(PROBLEM STATEMENT): Copy out all lines that hold "Registry".
***** DATASET ENTRIES *****
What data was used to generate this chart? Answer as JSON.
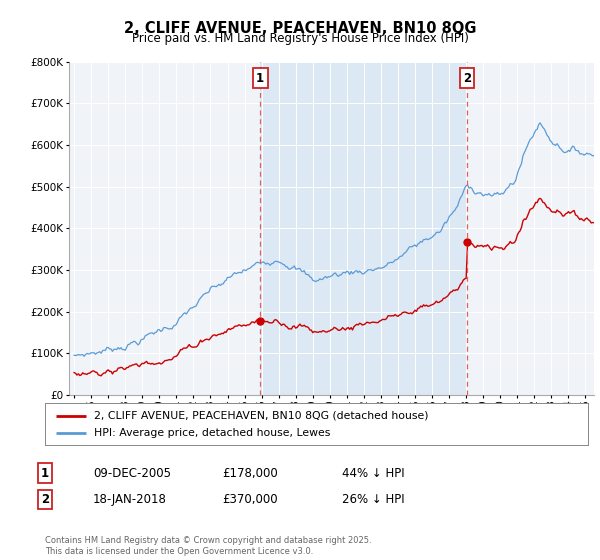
{
  "title": "2, CLIFF AVENUE, PEACEHAVEN, BN10 8QG",
  "subtitle": "Price paid vs. HM Land Registry's House Price Index (HPI)",
  "legend_line1": "2, CLIFF AVENUE, PEACEHAVEN, BN10 8QG (detached house)",
  "legend_line2": "HPI: Average price, detached house, Lewes",
  "transaction1_date": "09-DEC-2005",
  "transaction1_price": "£178,000",
  "transaction1_hpi": "44% ↓ HPI",
  "transaction1_year": 2005.92,
  "transaction1_value": 178000,
  "transaction2_date": "18-JAN-2018",
  "transaction2_price": "£370,000",
  "transaction2_hpi": "26% ↓ HPI",
  "transaction2_year": 2018.05,
  "transaction2_value": 370000,
  "copyright": "Contains HM Land Registry data © Crown copyright and database right 2025.\nThis data is licensed under the Open Government Licence v3.0.",
  "red_color": "#cc0000",
  "blue_color": "#5b9bd5",
  "fill_color": "#dde8f5",
  "background_chart": "#f0f4f8",
  "ylim": [
    0,
    800000
  ],
  "xlim_start": 1994.7,
  "xlim_end": 2025.5
}
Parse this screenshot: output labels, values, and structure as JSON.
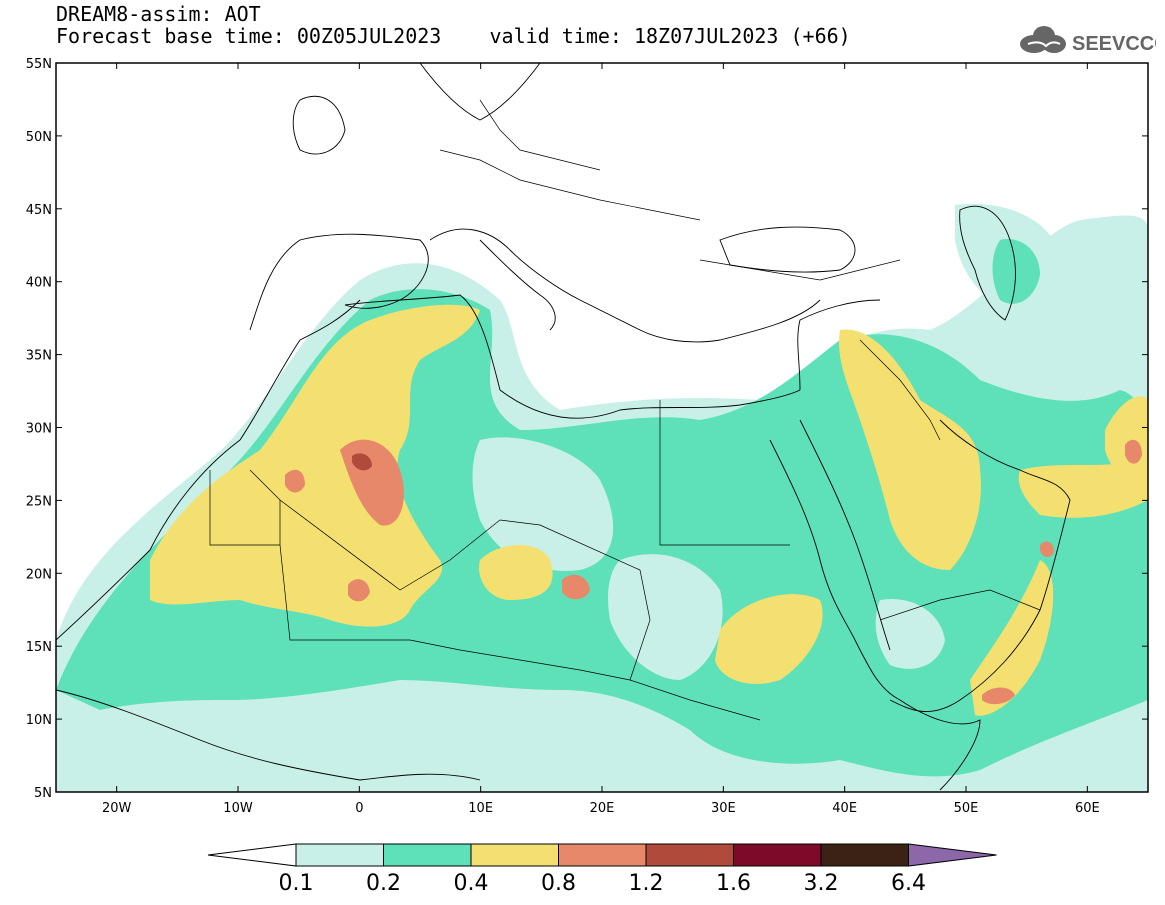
{
  "header": {
    "title": "DREAM8-assim: AOT",
    "base_time_label": "Forecast base time: 00Z05JUL2023",
    "valid_time_label": "valid time: 18Z07JUL2023 (+66)"
  },
  "logo": {
    "text": "SEEVCCC",
    "icon": "cloud-icon"
  },
  "map": {
    "lat_labels": [
      "55N",
      "50N",
      "45N",
      "40N",
      "35N",
      "30N",
      "25N",
      "20N",
      "15N",
      "10N",
      "5N"
    ],
    "lon_labels": [
      "20W",
      "10W",
      "0",
      "10E",
      "20E",
      "30E",
      "40E",
      "50E",
      "60E"
    ]
  },
  "colorbar": {
    "colors": [
      "#c8f0e8",
      "#5ee0b8",
      "#f4e070",
      "#e8886a",
      "#b04a3a",
      "#7e0a2a",
      "#3a2214",
      "#8c68a8"
    ],
    "labels": [
      "0.1",
      "0.2",
      "0.4",
      "0.8",
      "1.2",
      "1.6",
      "3.2",
      "6.4"
    ]
  }
}
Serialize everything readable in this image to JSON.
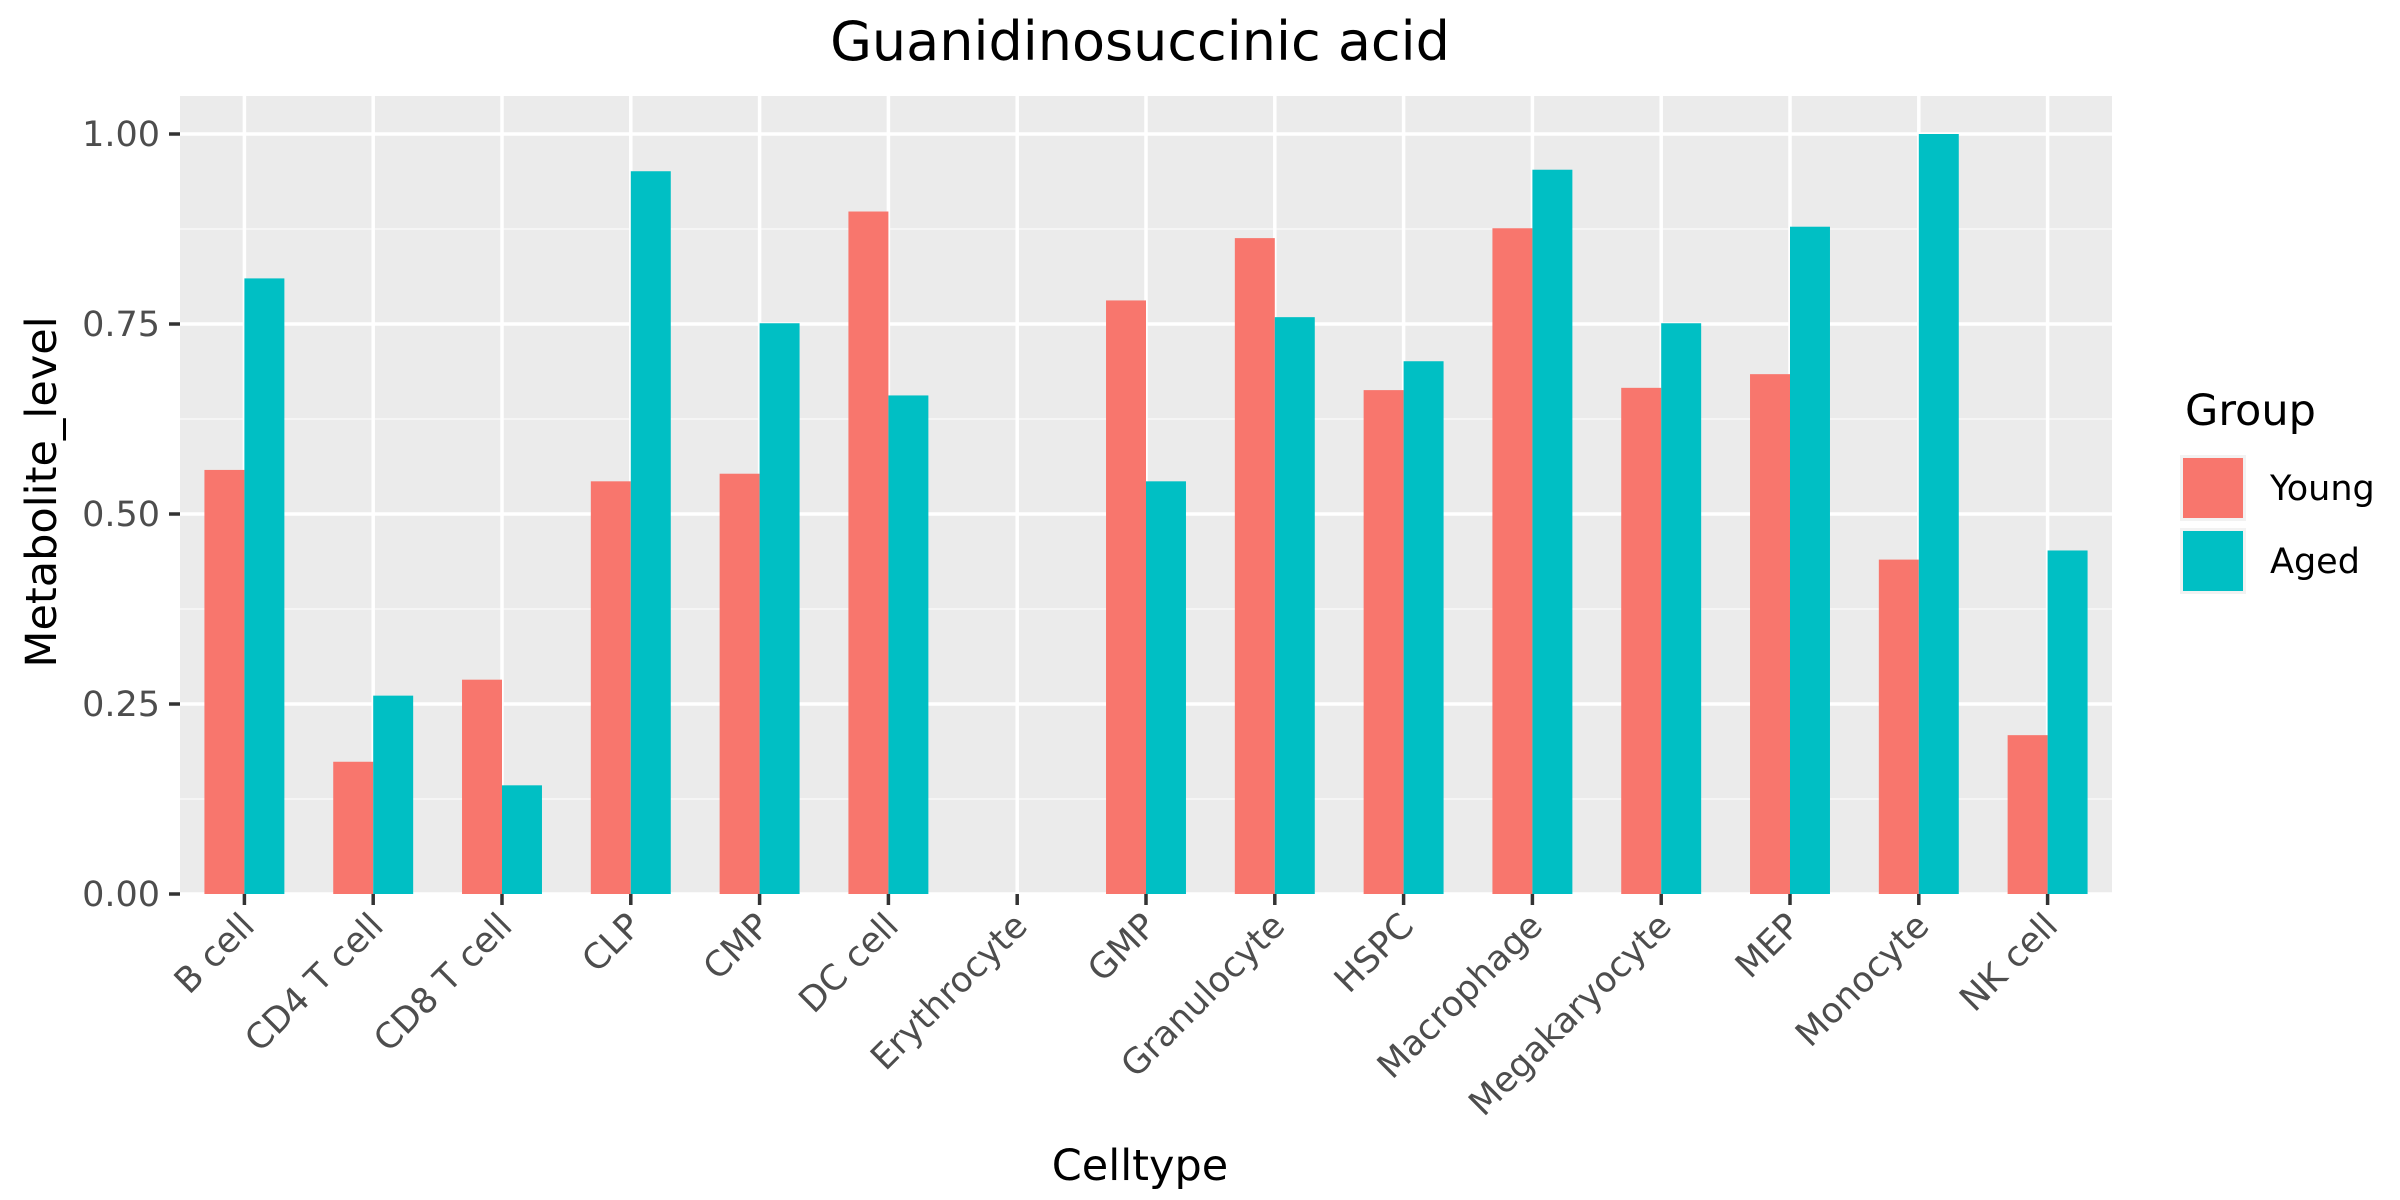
*****
(OUTPUT FOR THIS EXERCISE):
  "subtitle": "Price paid vs. HM Land Registry's House Price Index (HPI)",
  "copyright": "Contains HM Land Registry data © Crown copyright and database right 2025.\nThis data is licensed under the Open Government Licence v3.0.",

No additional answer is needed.